▶ _Dataset rows_:
◆ ◆ ◆

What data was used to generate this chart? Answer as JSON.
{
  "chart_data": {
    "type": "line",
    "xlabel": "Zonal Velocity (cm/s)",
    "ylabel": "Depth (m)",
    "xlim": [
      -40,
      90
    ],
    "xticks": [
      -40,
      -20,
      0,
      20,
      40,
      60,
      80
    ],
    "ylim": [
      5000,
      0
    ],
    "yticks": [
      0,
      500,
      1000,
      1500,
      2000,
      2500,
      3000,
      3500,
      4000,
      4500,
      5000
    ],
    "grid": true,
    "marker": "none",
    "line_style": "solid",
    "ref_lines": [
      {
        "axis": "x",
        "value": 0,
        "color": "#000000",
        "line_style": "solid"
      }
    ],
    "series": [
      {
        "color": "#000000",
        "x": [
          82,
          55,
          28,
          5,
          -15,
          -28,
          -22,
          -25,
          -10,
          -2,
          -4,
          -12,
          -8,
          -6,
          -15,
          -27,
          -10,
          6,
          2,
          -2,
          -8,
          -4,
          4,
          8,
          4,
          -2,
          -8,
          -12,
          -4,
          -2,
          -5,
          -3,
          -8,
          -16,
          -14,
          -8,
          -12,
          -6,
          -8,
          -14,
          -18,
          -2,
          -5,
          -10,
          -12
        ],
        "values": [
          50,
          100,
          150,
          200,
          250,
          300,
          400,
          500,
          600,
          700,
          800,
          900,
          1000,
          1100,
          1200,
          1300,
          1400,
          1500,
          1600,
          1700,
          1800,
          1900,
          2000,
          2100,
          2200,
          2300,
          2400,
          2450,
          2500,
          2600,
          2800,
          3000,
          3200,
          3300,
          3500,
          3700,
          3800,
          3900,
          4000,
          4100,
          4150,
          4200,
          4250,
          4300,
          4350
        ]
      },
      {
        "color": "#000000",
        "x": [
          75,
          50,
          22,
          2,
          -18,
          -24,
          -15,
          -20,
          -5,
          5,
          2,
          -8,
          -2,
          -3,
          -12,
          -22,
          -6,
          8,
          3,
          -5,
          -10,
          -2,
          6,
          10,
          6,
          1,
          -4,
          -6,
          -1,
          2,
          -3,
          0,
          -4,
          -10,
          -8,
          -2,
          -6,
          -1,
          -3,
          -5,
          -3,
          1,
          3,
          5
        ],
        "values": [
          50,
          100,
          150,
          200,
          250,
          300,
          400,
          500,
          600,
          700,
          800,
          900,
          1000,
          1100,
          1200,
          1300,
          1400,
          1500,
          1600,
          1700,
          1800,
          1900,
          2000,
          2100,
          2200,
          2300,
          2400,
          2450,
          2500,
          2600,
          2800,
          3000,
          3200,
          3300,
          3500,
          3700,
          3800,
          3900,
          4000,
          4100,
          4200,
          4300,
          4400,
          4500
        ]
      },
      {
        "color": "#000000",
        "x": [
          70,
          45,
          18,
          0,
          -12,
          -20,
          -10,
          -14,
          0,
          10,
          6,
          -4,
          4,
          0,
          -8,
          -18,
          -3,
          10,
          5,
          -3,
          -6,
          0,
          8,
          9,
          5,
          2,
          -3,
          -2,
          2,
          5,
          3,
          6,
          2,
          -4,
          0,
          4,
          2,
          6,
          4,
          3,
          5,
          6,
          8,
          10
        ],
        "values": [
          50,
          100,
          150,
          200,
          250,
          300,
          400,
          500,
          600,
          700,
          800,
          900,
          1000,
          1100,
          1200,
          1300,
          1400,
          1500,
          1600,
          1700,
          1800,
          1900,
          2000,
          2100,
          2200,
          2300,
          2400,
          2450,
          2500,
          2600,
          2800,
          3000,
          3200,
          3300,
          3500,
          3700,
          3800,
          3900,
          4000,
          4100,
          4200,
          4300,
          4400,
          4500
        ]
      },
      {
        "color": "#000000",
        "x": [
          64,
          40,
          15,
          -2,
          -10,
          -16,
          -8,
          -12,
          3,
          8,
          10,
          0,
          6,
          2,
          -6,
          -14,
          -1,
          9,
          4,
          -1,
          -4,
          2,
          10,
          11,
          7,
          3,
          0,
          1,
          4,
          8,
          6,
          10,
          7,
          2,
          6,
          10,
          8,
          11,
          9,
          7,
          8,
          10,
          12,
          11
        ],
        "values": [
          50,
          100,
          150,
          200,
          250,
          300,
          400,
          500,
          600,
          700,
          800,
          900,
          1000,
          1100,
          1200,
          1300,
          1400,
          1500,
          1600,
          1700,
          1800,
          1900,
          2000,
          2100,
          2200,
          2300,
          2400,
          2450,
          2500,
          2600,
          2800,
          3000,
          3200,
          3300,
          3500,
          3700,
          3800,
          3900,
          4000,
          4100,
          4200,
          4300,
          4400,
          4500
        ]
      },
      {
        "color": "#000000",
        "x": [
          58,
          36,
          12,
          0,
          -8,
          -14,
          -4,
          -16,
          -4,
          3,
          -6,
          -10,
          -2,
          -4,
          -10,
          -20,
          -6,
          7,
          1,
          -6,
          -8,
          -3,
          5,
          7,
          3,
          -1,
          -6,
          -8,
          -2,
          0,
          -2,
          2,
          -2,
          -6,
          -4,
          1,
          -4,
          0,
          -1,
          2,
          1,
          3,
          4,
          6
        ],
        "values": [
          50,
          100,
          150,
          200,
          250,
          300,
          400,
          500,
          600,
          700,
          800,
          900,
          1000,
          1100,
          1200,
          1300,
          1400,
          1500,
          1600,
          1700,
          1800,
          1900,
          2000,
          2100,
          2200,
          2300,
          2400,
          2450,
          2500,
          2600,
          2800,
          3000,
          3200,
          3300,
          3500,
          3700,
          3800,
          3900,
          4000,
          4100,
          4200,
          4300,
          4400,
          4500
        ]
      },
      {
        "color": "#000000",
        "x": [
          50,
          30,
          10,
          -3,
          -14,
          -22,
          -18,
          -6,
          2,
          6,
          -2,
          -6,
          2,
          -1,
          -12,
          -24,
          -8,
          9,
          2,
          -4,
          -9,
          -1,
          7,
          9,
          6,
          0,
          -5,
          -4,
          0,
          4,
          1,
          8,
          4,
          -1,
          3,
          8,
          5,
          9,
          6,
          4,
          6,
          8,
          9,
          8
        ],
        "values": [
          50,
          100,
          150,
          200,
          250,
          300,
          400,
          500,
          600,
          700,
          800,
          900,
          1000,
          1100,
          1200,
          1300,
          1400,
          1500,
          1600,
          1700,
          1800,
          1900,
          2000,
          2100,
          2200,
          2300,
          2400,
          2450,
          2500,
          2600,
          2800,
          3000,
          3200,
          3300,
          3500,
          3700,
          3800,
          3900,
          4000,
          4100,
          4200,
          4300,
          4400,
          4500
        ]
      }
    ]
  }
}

◆ ◆ ◆

▶ _STATED EXERCISE_:
Go through the listing and copy all of it exactly.

▶ _SOLUTION FOR THIS PROBLEM_:
What data was used to generate this chart? Answer as JSON.
{
  "chart_data": {
    "type": "line",
    "xlabel": "Zonal Velocity (cm/s)",
    "ylabel": "Depth (m)",
    "xlim": [
      -40,
      90
    ],
    "xticks": [
      -40,
      -20,
      0,
      20,
      40,
      60,
      80
    ],
    "ylim": [
      5000,
      0
    ],
    "yticks": [
      0,
      500,
      1000,
      1500,
      2000,
      2500,
      3000,
      3500,
      4000,
      4500,
      5000
    ],
    "grid": true,
    "marker": "none",
    "line_style": "solid",
    "ref_lines": [
      {
        "axis": "x",
        "value": 0,
        "color": "#000000",
        "line_style": "solid"
      }
    ],
    "series": [
      {
        "color": "#000000",
        "x": [
          82,
          55,
          28,
          5,
          -15,
          -28,
          -22,
          -25,
          -10,
          -2,
          -4,
          -12,
          -8,
          -6,
          -15,
          -27,
          -10,
          6,
          2,
          -2,
          -8,
          -4,
          4,
          8,
          4,
          -2,
          -8,
          -12,
          -4,
          -2,
          -5,
          -3,
          -8,
          -16,
          -14,
          -8,
          -12,
          -6,
          -8,
          -14,
          -18,
          -2,
          -5,
          -10,
          -12
        ],
        "values": [
          50,
          100,
          150,
          200,
          250,
          300,
          400,
          500,
          600,
          700,
          800,
          900,
          1000,
          1100,
          1200,
          1300,
          1400,
          1500,
          1600,
          1700,
          1800,
          1900,
          2000,
          2100,
          2200,
          2300,
          2400,
          2450,
          2500,
          2600,
          2800,
          3000,
          3200,
          3300,
          3500,
          3700,
          3800,
          3900,
          4000,
          4100,
          4150,
          4200,
          4250,
          4300,
          4350
        ]
      },
      {
        "color": "#000000",
        "x": [
          75,
          50,
          22,
          2,
          -18,
          -24,
          -15,
          -20,
          -5,
          5,
          2,
          -8,
          -2,
          -3,
          -12,
          -22,
          -6,
          8,
          3,
          -5,
          -10,
          -2,
          6,
          10,
          6,
          1,
          -4,
          -6,
          -1,
          2,
          -3,
          0,
          -4,
          -10,
          -8,
          -2,
          -6,
          -1,
          -3,
          -5,
          -3,
          1,
          3,
          5
        ],
        "values": [
          50,
          100,
          150,
          200,
          250,
          300,
          400,
          500,
          600,
          700,
          800,
          900,
          1000,
          1100,
          1200,
          1300,
          1400,
          1500,
          1600,
          1700,
          1800,
          1900,
          2000,
          2100,
          2200,
          2300,
          2400,
          2450,
          2500,
          2600,
          2800,
          3000,
          3200,
          3300,
          3500,
          3700,
          3800,
          3900,
          4000,
          4100,
          4200,
          4300,
          4400,
          4500
        ]
      },
      {
        "color": "#000000",
        "x": [
          70,
          45,
          18,
          0,
          -12,
          -20,
          -10,
          -14,
          0,
          10,
          6,
          -4,
          4,
          0,
          -8,
          -18,
          -3,
          10,
          5,
          -3,
          -6,
          0,
          8,
          9,
          5,
          2,
          -3,
          -2,
          2,
          5,
          3,
          6,
          2,
          -4,
          0,
          4,
          2,
          6,
          4,
          3,
          5,
          6,
          8,
          10
        ],
        "values": [
          50,
          100,
          150,
          200,
          250,
          300,
          400,
          500,
          600,
          700,
          800,
          900,
          1000,
          1100,
          1200,
          1300,
          1400,
          1500,
          1600,
          1700,
          1800,
          1900,
          2000,
          2100,
          2200,
          2300,
          2400,
          2450,
          2500,
          2600,
          2800,
          3000,
          3200,
          3300,
          3500,
          3700,
          3800,
          3900,
          4000,
          4100,
          4200,
          4300,
          4400,
          4500
        ]
      },
      {
        "color": "#000000",
        "x": [
          64,
          40,
          15,
          -2,
          -10,
          -16,
          -8,
          -12,
          3,
          8,
          10,
          0,
          6,
          2,
          -6,
          -14,
          -1,
          9,
          4,
          -1,
          -4,
          2,
          10,
          11,
          7,
          3,
          0,
          1,
          4,
          8,
          6,
          10,
          7,
          2,
          6,
          10,
          8,
          11,
          9,
          7,
          8,
          10,
          12,
          11
        ],
        "values": [
          50,
          100,
          150,
          200,
          250,
          300,
          400,
          500,
          600,
          700,
          800,
          900,
          1000,
          1100,
          1200,
          1300,
          1400,
          1500,
          1600,
          1700,
          1800,
          1900,
          2000,
          2100,
          2200,
          2300,
          2400,
          2450,
          2500,
          2600,
          2800,
          3000,
          3200,
          3300,
          3500,
          3700,
          3800,
          3900,
          4000,
          4100,
          4200,
          4300,
          4400,
          4500
        ]
      },
      {
        "color": "#000000",
        "x": [
          58,
          36,
          12,
          0,
          -8,
          -14,
          -4,
          -16,
          -4,
          3,
          -6,
          -10,
          -2,
          -4,
          -10,
          -20,
          -6,
          7,
          1,
          -6,
          -8,
          -3,
          5,
          7,
          3,
          -1,
          -6,
          -8,
          -2,
          0,
          -2,
          2,
          -2,
          -6,
          -4,
          1,
          -4,
          0,
          -1,
          2,
          1,
          3,
          4,
          6
        ],
        "values": [
          50,
          100,
          150,
          200,
          250,
          300,
          400,
          500,
          600,
          700,
          800,
          900,
          1000,
          1100,
          1200,
          1300,
          1400,
          1500,
          1600,
          1700,
          1800,
          1900,
          2000,
          2100,
          2200,
          2300,
          2400,
          2450,
          2500,
          2600,
          2800,
          3000,
          3200,
          3300,
          3500,
          3700,
          3800,
          3900,
          4000,
          4100,
          4200,
          4300,
          4400,
          4500
        ]
      },
      {
        "color": "#000000",
        "x": [
          50,
          30,
          10,
          -3,
          -14,
          -22,
          -18,
          -6,
          2,
          6,
          -2,
          -6,
          2,
          -1,
          -12,
          -24,
          -8,
          9,
          2,
          -4,
          -9,
          -1,
          7,
          9,
          6,
          0,
          -5,
          -4,
          0,
          4,
          1,
          8,
          4,
          -1,
          3,
          8,
          5,
          9,
          6,
          4,
          6,
          8,
          9,
          8
        ],
        "values": [
          50,
          100,
          150,
          200,
          250,
          300,
          400,
          500,
          600,
          700,
          800,
          900,
          1000,
          1100,
          1200,
          1300,
          1400,
          1500,
          1600,
          1700,
          1800,
          1900,
          2000,
          2100,
          2200,
          2300,
          2400,
          2450,
          2500,
          2600,
          2800,
          3000,
          3200,
          3300,
          3500,
          3700,
          3800,
          3900,
          4000,
          4100,
          4200,
          4300,
          4400,
          4500
        ]
      }
    ]
  }
}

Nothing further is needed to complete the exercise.